Chart and figure data
>> Begin

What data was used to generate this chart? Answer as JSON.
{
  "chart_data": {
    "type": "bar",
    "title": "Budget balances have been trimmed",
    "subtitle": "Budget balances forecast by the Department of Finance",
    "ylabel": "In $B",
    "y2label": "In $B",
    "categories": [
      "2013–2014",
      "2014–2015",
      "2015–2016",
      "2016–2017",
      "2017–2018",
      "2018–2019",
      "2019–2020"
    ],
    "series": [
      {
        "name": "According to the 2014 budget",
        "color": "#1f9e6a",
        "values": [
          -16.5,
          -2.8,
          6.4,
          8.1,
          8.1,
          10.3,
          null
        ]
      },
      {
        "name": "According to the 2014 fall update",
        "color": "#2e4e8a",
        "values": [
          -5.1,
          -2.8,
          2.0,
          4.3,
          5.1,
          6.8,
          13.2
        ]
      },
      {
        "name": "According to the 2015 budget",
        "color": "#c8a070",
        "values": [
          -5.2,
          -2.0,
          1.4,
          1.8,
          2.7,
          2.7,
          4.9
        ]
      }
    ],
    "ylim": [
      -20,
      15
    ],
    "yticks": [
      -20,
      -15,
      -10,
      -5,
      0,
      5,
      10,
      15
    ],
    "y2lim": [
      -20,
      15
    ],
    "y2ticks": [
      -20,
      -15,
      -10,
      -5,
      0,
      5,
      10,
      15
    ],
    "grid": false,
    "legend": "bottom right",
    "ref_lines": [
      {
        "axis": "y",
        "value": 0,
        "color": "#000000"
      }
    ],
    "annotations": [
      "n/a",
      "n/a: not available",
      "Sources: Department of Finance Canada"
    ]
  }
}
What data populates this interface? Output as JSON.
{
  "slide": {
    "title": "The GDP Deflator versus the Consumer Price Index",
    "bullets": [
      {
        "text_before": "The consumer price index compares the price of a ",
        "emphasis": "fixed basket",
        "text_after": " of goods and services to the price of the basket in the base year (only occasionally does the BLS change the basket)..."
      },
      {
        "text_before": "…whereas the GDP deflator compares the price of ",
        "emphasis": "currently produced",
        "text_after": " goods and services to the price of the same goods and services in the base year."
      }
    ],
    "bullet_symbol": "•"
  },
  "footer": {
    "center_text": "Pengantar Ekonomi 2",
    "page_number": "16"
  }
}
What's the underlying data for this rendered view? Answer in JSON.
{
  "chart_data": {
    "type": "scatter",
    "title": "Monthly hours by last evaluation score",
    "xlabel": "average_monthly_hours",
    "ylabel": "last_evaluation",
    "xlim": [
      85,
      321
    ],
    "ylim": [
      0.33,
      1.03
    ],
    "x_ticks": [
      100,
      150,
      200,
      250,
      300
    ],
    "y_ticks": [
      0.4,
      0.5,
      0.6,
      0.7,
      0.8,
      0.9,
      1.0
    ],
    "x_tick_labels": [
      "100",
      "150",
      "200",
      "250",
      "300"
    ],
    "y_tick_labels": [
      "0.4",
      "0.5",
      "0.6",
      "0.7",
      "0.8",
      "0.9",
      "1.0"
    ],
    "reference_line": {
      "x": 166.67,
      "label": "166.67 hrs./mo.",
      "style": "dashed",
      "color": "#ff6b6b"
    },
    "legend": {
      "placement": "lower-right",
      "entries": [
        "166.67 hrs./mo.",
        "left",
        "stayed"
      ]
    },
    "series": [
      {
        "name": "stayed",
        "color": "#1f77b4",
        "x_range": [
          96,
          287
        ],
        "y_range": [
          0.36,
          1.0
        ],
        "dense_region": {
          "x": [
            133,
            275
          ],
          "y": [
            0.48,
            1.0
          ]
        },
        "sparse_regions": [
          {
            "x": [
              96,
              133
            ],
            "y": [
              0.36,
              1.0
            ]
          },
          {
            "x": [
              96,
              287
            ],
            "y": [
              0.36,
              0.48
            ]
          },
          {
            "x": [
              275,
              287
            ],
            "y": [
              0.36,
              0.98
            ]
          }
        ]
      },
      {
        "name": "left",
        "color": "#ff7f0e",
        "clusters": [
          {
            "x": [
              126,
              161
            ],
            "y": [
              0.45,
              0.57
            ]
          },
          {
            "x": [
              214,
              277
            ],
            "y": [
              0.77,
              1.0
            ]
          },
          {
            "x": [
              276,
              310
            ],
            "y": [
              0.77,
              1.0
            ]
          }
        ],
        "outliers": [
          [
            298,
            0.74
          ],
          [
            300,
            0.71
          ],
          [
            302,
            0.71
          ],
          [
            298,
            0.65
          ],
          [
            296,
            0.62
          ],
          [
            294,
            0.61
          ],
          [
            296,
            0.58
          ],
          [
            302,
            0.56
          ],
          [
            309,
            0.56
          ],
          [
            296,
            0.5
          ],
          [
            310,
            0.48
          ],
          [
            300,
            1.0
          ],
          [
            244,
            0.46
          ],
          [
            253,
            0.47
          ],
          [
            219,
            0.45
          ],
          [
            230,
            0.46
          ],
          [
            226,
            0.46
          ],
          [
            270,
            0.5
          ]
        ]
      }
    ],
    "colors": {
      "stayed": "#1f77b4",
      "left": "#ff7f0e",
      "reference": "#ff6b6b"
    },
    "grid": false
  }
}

>> End

TO DO -
Reproduce the material exactly, with every line intact.

FULL ANSWER -
What data was used to generate this chart? Answer as JSON.
{
  "chart_data": {
    "type": "bar",
    "title": "Budget balances have been trimmed",
    "subtitle": "Budget balances forecast by the Department of Finance",
    "ylabel": "In $B",
    "y2label": "In $B",
    "categories": [
      "2013–2014",
      "2014–2015",
      "2015–2016",
      "2016–2017",
      "2017–2018",
      "2018–2019",
      "2019–2020"
    ],
    "series": [
      {
        "name": "According to the 2014 budget",
        "color": "#1f9e6a",
        "values": [
          -16.5,
          -2.8,
          6.4,
          8.1,
          8.1,
          10.3,
          null
        ]
      },
      {
        "name": "According to the 2014 fall update",
        "color": "#2e4e8a",
        "values": [
          -5.1,
          -2.8,
          2.0,
          4.3,
          5.1,
          6.8,
          13.2
        ]
      },
      {
        "name": "According to the 2015 budget",
        "color": "#c8a070",
        "values": [
          -5.2,
          -2.0,
          1.4,
          1.8,
          2.7,
          2.7,
          4.9
        ]
      }
    ],
    "ylim": [
      -20,
      15
    ],
    "yticks": [
      -20,
      -15,
      -10,
      -5,
      0,
      5,
      10,
      15
    ],
    "y2lim": [
      -20,
      15
    ],
    "y2ticks": [
      -20,
      -15,
      -10,
      -5,
      0,
      5,
      10,
      15
    ],
    "grid": false,
    "legend": "bottom right",
    "ref_lines": [
      {
        "axis": "y",
        "value": 0,
        "color": "#000000"
      }
    ],
    "annotations": [
      "n/a",
      "n/a: not available",
      "Sources: Department of Finance Canada"
    ]
  }
}
What data populates this interface? Output as JSON.
{
  "slide": {
    "title": "The GDP Deflator versus the Consumer Price Index",
    "bullets": [
      {
        "text_before": "The consumer price index compares the price of a ",
        "emphasis": "fixed basket",
        "text_after": " of goods and services to the price of the basket in the base year (only occasionally does the BLS change the basket)..."
      },
      {
        "text_before": "…whereas the GDP deflator compares the price of ",
        "emphasis": "currently produced",
        "text_after": " goods and services to the price of the same goods and services in the base year."
      }
    ],
    "bullet_symbol": "•"
  },
  "footer": {
    "center_text": "Pengantar Ekonomi 2",
    "page_number": "16"
  }
}
What's the underlying data for this rendered view? Answer in JSON.
{
  "chart_data": {
    "type": "scatter",
    "title": "Monthly hours by last evaluation score",
    "xlabel": "average_monthly_hours",
    "ylabel": "last_evaluation",
    "xlim": [
      85,
      321
    ],
    "ylim": [
      0.33,
      1.03
    ],
    "x_ticks": [
      100,
      150,
      200,
      250,
      300
    ],
    "y_ticks": [
      0.4,
      0.5,
      0.6,
      0.7,
      0.8,
      0.9,
      1.0
    ],
    "x_tick_labels": [
      "100",
      "150",
      "200",
      "250",
      "300"
    ],
    "y_tick_labels": [
      "0.4",
      "0.5",
      "0.6",
      "0.7",
      "0.8",
      "0.9",
      "1.0"
    ],
    "reference_line": {
      "x": 166.67,
      "label": "166.67 hrs./mo.",
      "style": "dashed",
      "color": "#ff6b6b"
    },
    "legend": {
      "placement": "lower-right",
      "entries": [
        "166.67 hrs./mo.",
        "left",
        "stayed"
      ]
    },
    "series": [
      {
        "name": "stayed",
        "color": "#1f77b4",
        "x_range": [
          96,
          287
        ],
        "y_range": [
          0.36,
          1.0
        ],
        "dense_region": {
          "x": [
            133,
            275
          ],
          "y": [
            0.48,
            1.0
          ]
        },
        "sparse_regions": [
          {
            "x": [
              96,
              133
            ],
            "y": [
              0.36,
              1.0
            ]
          },
          {
            "x": [
              96,
              287
            ],
            "y": [
              0.36,
              0.48
            ]
          },
          {
            "x": [
              275,
              287
            ],
            "y": [
              0.36,
              0.98
            ]
          }
        ]
      },
      {
        "name": "left",
        "color": "#ff7f0e",
        "clusters": [
          {
            "x": [
              126,
              161
            ],
            "y": [
              0.45,
              0.57
            ]
          },
          {
            "x": [
              214,
              277
            ],
            "y": [
              0.77,
              1.0
            ]
          },
          {
            "x": [
              276,
              310
            ],
            "y": [
              0.77,
              1.0
            ]
          }
        ],
        "outliers": [
          [
            298,
            0.74
          ],
          [
            300,
            0.71
          ],
          [
            302,
            0.71
          ],
          [
            298,
            0.65
          ],
          [
            296,
            0.62
          ],
          [
            294,
            0.61
          ],
          [
            296,
            0.58
          ],
          [
            302,
            0.56
          ],
          [
            309,
            0.56
          ],
          [
            296,
            0.5
          ],
          [
            310,
            0.48
          ],
          [
            300,
            1.0
          ],
          [
            244,
            0.46
          ],
          [
            253,
            0.47
          ],
          [
            219,
            0.45
          ],
          [
            230,
            0.46
          ],
          [
            226,
            0.46
          ],
          [
            270,
            0.5
          ]
        ]
      }
    ],
    "colors": {
      "stayed": "#1f77b4",
      "left": "#ff7f0e",
      "reference": "#ff6b6b"
    },
    "grid": false
  }
}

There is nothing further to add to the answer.